If a line in the records below contains the word "JSON", copy it out.

Dataset rows about figures
────

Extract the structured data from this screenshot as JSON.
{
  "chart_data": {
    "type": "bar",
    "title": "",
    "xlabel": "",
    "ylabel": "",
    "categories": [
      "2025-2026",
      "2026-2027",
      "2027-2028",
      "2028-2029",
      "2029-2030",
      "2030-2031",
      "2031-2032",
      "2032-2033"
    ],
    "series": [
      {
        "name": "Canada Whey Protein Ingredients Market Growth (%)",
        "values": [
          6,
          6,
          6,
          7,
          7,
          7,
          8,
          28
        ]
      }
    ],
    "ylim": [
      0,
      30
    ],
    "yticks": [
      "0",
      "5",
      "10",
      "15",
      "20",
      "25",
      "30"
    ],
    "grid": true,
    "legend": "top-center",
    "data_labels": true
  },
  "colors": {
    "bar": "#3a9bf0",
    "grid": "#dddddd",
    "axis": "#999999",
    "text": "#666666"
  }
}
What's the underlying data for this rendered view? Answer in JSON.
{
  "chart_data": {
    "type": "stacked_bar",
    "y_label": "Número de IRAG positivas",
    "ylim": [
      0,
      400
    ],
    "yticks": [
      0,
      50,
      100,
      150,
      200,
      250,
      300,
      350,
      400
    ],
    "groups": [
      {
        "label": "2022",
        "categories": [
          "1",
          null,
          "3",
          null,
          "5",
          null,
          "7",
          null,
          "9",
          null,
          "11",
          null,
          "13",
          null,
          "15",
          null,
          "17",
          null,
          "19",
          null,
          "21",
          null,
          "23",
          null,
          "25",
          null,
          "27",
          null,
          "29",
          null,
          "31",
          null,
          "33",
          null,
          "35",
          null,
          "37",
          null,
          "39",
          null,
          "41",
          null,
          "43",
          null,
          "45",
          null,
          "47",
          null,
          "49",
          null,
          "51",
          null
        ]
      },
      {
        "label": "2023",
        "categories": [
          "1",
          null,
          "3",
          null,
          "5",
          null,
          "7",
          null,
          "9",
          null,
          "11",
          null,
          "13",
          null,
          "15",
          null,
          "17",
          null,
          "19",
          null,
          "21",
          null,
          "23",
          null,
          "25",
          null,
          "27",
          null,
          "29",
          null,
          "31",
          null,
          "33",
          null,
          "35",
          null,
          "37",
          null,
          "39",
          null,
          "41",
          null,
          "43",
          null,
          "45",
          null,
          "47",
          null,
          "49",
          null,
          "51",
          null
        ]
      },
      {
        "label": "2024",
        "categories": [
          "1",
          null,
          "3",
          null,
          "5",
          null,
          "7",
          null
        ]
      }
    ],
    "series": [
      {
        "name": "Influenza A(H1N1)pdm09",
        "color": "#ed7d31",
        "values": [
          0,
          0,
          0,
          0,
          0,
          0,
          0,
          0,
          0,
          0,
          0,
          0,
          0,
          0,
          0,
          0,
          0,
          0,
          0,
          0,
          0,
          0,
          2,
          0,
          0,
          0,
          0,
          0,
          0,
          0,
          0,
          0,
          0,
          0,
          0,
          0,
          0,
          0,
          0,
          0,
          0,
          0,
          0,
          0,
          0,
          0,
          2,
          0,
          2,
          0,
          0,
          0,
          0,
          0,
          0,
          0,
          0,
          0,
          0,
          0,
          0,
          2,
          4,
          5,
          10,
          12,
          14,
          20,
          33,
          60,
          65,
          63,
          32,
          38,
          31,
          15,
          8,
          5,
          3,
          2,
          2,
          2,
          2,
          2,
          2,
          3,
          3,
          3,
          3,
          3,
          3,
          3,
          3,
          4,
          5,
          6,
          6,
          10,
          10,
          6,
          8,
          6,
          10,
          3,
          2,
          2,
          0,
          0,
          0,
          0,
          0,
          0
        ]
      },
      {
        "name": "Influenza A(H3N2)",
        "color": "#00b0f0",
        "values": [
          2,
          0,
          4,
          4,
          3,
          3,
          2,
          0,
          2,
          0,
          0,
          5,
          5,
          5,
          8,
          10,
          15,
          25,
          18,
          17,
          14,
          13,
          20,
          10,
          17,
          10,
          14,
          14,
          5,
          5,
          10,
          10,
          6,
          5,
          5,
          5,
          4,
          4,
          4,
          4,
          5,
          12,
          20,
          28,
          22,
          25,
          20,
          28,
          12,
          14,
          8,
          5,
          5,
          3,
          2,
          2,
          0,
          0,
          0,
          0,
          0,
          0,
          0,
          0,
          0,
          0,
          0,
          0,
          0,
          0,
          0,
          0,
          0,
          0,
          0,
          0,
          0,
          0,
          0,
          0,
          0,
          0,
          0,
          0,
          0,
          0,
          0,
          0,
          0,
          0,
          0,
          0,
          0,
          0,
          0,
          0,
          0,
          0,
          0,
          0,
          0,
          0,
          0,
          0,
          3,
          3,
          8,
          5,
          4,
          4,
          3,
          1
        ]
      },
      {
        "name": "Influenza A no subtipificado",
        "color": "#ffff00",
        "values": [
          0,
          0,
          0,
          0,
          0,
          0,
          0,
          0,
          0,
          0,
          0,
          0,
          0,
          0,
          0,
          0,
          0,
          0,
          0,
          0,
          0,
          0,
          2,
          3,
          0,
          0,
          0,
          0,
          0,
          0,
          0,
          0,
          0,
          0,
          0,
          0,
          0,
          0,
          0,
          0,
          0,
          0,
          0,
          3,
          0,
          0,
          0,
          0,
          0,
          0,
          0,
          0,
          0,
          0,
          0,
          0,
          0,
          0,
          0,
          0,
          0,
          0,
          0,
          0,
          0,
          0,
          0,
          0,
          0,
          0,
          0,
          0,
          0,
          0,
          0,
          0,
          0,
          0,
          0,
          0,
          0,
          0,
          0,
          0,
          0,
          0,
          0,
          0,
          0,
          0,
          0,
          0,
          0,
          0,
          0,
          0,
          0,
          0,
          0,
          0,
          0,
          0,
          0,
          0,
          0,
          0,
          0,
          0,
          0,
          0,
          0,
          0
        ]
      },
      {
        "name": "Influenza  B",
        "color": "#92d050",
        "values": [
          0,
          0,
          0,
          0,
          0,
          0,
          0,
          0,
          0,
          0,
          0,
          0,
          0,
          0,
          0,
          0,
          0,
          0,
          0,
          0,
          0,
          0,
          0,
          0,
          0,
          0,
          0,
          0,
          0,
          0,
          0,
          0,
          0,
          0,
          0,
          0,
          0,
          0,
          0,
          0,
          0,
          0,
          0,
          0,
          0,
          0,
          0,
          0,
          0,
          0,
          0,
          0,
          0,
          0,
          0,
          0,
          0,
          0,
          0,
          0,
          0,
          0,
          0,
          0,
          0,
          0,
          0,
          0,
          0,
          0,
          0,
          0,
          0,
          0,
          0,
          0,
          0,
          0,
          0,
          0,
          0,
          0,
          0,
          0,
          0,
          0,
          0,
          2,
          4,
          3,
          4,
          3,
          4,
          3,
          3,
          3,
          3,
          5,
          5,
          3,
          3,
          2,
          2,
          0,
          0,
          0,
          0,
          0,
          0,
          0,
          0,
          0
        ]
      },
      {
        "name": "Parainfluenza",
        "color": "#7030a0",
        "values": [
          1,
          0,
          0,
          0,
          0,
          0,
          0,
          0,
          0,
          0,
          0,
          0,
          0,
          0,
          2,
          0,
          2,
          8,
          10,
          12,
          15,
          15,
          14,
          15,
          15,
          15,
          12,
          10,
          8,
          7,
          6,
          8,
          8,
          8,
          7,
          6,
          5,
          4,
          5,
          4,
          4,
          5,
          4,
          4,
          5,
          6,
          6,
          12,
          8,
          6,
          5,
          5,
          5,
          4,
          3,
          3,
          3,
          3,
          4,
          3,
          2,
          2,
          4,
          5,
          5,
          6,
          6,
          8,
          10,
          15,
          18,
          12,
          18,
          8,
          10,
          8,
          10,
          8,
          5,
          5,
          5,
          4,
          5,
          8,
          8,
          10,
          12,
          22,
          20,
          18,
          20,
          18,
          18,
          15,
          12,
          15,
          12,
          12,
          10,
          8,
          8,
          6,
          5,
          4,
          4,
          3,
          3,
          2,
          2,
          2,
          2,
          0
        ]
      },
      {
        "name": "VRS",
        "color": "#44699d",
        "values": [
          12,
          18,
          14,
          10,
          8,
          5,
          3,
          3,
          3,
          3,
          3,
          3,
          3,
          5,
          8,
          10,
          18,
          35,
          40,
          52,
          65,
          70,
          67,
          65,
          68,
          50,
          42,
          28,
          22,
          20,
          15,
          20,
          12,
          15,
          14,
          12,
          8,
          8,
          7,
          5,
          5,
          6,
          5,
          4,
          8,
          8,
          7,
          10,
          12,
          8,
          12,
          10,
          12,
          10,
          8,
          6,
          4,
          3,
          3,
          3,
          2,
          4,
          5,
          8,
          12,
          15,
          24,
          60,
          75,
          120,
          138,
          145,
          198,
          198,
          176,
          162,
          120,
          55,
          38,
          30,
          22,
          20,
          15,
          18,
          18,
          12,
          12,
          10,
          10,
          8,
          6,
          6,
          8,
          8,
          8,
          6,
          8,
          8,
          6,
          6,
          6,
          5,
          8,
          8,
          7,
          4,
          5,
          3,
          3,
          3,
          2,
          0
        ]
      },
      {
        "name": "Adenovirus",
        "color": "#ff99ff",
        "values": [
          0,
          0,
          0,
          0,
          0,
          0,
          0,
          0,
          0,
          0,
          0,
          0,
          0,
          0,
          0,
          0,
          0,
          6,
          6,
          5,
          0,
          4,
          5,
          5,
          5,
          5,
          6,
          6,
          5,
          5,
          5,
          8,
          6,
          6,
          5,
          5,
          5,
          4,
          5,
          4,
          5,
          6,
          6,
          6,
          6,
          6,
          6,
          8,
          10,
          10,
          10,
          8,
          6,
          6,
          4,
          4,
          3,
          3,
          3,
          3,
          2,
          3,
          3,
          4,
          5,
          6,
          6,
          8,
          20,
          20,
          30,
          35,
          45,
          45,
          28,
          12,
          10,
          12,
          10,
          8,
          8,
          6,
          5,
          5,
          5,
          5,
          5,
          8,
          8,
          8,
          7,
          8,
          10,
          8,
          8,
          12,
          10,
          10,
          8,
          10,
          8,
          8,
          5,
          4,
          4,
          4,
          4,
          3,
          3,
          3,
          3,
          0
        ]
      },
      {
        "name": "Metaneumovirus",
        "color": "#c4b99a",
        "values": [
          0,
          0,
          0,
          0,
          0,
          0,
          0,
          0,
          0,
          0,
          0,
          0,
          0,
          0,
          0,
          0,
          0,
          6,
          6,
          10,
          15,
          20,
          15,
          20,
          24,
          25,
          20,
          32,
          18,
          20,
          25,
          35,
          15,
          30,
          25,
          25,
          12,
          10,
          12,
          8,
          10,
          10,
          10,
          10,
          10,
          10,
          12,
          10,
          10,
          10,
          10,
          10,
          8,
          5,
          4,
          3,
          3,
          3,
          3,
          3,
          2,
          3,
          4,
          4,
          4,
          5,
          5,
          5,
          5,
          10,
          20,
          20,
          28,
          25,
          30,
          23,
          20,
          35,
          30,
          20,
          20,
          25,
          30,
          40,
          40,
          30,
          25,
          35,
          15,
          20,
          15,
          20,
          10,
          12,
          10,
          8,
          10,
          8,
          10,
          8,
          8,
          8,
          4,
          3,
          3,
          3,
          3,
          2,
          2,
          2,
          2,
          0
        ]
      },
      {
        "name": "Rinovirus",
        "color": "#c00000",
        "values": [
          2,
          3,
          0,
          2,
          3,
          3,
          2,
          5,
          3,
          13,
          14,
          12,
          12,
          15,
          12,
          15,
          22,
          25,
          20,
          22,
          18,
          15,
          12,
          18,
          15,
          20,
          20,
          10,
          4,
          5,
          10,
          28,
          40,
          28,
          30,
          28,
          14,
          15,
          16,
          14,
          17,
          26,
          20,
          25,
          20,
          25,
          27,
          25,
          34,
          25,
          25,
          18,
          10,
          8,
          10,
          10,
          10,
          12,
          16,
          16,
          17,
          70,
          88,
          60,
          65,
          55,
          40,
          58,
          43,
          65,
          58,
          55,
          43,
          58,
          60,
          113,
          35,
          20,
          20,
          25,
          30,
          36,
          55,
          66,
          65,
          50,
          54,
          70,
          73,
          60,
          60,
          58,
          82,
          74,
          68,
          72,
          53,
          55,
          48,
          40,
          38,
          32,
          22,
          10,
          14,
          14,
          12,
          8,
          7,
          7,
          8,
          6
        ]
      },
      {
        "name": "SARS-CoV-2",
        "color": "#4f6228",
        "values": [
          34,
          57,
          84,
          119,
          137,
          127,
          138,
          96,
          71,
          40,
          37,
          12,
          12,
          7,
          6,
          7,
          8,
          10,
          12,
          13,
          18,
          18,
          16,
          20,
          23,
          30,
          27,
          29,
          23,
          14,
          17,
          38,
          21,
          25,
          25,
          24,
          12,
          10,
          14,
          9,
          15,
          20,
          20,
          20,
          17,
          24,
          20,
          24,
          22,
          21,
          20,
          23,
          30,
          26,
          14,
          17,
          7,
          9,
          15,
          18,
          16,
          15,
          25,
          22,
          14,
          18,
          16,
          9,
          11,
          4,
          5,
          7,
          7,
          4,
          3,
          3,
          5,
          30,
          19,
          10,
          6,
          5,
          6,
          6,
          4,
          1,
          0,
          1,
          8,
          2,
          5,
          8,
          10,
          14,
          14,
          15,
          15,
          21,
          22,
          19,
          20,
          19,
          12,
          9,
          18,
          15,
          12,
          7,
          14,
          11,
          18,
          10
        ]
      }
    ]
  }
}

────

• [TASK RESULT]
Extract the structured data from this screenshot as JSON.
What's the underlying data for this rendered view? Answer in JSON.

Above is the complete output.